**Prompt:**
From the line containing "What does this" down to the last line of the records below, copy every line exactly. Leave out everything before it.

**Material provided:**

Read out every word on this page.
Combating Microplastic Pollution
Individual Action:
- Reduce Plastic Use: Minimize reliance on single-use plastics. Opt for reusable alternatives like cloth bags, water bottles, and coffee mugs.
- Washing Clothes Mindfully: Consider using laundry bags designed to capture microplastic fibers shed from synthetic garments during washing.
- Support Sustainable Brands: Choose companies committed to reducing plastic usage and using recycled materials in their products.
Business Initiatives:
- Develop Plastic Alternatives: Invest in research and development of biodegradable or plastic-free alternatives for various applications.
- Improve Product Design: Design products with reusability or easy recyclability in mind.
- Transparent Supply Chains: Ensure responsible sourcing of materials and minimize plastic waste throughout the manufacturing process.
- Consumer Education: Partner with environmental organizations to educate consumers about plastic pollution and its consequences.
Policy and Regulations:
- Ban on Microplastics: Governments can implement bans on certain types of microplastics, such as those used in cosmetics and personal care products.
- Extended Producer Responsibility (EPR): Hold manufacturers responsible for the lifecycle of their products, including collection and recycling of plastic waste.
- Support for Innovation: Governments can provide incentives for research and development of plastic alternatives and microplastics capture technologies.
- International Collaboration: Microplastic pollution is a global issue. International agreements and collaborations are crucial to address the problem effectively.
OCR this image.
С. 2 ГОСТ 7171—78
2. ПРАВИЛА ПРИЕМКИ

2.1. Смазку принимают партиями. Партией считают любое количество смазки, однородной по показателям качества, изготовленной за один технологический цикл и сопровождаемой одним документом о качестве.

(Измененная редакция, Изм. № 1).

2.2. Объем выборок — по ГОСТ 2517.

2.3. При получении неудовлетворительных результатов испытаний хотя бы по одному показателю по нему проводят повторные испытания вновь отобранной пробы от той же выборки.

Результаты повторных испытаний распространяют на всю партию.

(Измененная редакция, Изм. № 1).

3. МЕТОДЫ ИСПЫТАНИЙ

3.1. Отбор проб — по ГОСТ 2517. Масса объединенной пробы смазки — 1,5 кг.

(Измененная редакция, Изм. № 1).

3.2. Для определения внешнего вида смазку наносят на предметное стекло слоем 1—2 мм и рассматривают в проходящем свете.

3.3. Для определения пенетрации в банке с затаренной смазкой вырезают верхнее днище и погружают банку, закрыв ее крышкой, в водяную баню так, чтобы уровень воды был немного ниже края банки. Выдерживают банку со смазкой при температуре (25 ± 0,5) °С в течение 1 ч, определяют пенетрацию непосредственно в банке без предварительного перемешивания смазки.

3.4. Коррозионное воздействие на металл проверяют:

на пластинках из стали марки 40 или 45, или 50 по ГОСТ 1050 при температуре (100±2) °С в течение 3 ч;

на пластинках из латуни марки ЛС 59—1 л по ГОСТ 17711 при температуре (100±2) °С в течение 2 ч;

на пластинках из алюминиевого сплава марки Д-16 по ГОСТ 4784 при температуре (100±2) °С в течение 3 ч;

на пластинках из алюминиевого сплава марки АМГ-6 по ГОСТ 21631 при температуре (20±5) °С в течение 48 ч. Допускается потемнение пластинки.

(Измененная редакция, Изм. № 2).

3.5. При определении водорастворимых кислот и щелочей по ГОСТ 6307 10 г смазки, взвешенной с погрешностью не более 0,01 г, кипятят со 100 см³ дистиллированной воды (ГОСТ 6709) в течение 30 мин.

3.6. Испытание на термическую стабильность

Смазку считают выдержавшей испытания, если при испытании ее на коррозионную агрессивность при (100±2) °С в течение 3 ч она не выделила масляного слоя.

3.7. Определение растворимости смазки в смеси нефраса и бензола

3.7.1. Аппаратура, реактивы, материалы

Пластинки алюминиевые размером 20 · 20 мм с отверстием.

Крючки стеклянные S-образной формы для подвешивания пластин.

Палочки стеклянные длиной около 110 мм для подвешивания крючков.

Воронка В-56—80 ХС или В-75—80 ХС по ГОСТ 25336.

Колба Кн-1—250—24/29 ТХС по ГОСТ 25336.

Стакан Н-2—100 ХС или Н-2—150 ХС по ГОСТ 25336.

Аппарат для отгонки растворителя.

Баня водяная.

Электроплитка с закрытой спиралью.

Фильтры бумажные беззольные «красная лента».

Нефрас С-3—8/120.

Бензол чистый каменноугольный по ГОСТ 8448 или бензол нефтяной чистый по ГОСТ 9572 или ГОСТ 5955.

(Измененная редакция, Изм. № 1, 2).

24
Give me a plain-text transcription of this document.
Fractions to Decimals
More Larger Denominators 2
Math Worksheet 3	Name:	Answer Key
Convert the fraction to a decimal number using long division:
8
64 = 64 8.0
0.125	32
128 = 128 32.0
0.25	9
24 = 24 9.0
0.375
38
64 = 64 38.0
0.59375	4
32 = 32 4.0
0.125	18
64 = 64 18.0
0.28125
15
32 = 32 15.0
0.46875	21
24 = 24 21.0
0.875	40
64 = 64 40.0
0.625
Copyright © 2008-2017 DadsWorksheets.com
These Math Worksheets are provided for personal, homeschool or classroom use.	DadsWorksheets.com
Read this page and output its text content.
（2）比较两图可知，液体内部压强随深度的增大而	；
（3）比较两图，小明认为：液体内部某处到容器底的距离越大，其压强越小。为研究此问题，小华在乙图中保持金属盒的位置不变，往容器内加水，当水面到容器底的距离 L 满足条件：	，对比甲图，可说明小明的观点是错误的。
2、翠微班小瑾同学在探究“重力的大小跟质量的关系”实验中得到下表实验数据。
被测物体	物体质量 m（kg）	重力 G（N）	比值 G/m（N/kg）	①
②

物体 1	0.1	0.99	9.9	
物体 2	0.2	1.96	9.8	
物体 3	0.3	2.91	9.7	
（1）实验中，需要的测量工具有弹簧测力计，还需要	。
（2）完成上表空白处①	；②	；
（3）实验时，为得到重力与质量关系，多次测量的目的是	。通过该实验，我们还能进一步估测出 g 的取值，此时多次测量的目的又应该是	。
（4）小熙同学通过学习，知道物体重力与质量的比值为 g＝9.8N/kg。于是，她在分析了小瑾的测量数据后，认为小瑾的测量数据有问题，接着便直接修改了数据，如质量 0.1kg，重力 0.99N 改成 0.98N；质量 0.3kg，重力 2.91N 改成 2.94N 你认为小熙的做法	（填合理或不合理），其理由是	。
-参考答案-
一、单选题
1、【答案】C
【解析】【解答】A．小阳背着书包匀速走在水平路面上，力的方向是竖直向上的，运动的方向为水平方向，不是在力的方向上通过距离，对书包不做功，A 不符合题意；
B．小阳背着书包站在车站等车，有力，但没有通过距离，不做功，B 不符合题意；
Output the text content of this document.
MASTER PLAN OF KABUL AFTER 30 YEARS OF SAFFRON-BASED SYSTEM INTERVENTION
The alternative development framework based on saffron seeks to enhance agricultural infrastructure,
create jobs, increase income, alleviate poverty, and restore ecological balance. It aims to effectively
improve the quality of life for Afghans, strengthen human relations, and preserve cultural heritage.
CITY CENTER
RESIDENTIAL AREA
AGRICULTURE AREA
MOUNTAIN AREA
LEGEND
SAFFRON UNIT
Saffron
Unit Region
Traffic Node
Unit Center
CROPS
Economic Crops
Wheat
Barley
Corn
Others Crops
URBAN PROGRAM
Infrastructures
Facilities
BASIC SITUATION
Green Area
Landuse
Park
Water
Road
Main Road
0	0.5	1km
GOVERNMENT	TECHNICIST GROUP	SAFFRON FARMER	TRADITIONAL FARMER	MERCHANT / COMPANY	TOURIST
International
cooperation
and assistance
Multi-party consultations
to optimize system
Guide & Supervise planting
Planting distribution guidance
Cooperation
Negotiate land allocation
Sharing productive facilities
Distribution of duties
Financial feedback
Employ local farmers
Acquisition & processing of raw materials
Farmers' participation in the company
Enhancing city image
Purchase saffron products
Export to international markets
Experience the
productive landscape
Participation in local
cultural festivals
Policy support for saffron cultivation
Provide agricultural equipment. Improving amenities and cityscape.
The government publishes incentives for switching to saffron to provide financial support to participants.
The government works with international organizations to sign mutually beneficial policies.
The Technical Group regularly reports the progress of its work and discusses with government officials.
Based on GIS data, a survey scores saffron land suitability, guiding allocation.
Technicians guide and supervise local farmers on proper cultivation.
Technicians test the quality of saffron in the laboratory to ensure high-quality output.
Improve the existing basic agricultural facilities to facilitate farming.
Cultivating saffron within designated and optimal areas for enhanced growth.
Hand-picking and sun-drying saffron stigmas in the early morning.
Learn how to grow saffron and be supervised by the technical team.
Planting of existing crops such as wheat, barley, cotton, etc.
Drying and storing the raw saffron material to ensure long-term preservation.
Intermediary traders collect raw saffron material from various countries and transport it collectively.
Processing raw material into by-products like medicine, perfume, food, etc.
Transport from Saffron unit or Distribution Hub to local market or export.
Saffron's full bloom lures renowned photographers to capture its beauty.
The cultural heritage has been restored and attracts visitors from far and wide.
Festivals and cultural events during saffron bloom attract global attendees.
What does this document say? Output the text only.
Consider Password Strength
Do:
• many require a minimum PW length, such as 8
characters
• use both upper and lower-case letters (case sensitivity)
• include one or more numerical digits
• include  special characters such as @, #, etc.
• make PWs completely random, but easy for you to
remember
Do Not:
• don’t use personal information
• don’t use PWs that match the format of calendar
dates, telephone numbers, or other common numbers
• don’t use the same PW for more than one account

**Exercise answer:**
What does this document say? Output the text only.
Consider Password Strength
Do:
• many require a minimum PW length, such as 8
characters
• use both upper and lower-case letters (case sensitivity)
• include one or more numerical digits
• include  special characters such as @, #, etc.
• make PWs completely random, but easy for you to
remember
Do Not:
• don’t use personal information
• don’t use PWs that match the format of calendar
dates, telephone numbers, or other common numbers
• don’t use the same PW for more than one account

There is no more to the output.